Extracted text »
⟨
Steamhammer’s notion of “this base is under attack” is not accurate. One goliath wandered outside Steamhammer’s danger recognition zone and found itself still in weapons range. It killed dozens of drones and eventually one of the hatcheries before dying. In the picture we see the totally non-dangerous goliath killing drones while Steamhammer does nothing because “the base is safe now.”

This weakness is not fixed. I’ve seen it before. The base defense code is inherited from UAlbertaBot and needs a bigger rewrite than I’ve given it.

ICEbot was playing weakly too, though, or else it would have scored more than 12 wins in 110 games. Zerg recovered from the huge deficit and made a fight of it. The game timed out after an hour with the map mined out and the winner still undecided. ICEbot was given the victory on points.

Steamhammer’s losses against ICEbot followed a curious pattern, by the way. Steamhammer lost in rounds 0, 2, 4, and 6. Then in the rest of the tournament, which ran to round 109, it lost 8 more games. Neither bot was learning, so the early losses of every second game were purely coincidence.

Steamhammer versus IceBot

Steamhammer defeated IceBot 2-0 in SSCAIT 2016, but the numbers are deceiving. In the first game, IceBot built its strongpoint defense with a bunker surrounded by turrets, Steamhammer became obsessed with the bunker but was barely able to attack it, and IceBot countered the mutalisks in good time with goliaths and valkyries. Steamhammer was falling behind, but took more bases. IceBot moved out with an unstoppable army and crushed the zerg natural and main; Steamhammer was still able to stop dropship harassment with its remaining army, but zerg was dead. Then IceBot crashed.
⟩
Dataset entries »
⟨
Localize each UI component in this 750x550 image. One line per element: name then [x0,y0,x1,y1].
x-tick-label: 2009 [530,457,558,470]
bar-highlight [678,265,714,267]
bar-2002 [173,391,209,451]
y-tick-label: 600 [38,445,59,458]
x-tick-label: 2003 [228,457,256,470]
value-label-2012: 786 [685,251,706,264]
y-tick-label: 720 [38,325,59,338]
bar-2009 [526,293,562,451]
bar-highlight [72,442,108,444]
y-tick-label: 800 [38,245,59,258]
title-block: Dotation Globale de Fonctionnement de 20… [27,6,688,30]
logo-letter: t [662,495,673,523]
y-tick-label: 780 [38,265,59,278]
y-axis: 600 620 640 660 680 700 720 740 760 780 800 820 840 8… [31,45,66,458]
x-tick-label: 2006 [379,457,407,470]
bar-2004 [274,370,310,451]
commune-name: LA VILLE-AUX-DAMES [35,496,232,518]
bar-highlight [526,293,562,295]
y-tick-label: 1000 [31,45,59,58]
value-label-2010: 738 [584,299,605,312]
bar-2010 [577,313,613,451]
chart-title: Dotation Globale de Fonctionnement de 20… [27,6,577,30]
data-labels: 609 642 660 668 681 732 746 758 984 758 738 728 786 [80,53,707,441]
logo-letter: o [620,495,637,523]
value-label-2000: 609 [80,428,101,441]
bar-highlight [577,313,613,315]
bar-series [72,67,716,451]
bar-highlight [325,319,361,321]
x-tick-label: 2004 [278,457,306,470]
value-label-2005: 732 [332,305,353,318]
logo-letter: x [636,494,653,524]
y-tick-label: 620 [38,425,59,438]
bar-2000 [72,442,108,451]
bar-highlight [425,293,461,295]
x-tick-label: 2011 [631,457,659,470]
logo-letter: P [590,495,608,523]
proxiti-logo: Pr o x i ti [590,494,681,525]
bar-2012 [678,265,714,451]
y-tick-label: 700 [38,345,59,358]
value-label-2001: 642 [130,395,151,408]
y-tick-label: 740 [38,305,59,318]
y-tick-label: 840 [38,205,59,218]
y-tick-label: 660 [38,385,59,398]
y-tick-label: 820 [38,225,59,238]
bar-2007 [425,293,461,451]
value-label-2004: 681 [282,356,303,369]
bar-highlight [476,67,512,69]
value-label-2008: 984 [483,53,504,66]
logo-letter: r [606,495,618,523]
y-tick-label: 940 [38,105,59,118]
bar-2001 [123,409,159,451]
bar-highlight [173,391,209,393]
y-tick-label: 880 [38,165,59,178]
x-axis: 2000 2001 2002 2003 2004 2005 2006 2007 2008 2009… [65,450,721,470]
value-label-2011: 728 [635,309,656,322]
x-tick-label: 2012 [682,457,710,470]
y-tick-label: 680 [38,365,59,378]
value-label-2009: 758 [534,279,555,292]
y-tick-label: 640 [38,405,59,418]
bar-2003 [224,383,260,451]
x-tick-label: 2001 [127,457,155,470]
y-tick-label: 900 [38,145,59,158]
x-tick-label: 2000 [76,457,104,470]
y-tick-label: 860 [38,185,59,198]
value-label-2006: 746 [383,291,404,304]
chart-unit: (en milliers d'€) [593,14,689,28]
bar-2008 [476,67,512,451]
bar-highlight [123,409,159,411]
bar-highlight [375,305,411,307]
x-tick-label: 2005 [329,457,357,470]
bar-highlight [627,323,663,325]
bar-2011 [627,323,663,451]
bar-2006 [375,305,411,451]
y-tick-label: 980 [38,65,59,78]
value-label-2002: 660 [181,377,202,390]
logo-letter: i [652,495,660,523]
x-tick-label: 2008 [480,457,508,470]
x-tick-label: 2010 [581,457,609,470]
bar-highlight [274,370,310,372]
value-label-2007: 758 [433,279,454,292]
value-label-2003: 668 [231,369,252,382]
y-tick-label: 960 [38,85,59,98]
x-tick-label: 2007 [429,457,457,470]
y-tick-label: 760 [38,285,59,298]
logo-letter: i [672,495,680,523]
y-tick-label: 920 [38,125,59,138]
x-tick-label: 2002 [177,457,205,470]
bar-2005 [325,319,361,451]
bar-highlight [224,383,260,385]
⟩
What the task asks »
Copy the text about Steamhammer word for word, starting with "Steamhammer versus IceBot" and going on through "Then IceBot crashed.". The listing has nothing to do with the text about Steamhammer.

Response to the task »
Steamhammer versus IceBot

Steamhammer defeated IceBot 2-0 in SSCAIT 2016, but the numbers are deceiving. In the first game, IceBot built its strongpoint defense with a bunker surrounded by turrets, Steamhammer became obsessed with the bunker but was barely able to attack it, and IceBot countered the mutalisks in good time with goliaths and valkyries. Steamhammer was falling behind, but took more bases. IceBot moved out with an unstoppable army and crushed the zerg natural and main; Steamhammer was still able to stop dropship harassment with its remaining army, but zerg was dead. Then IceBot crashed.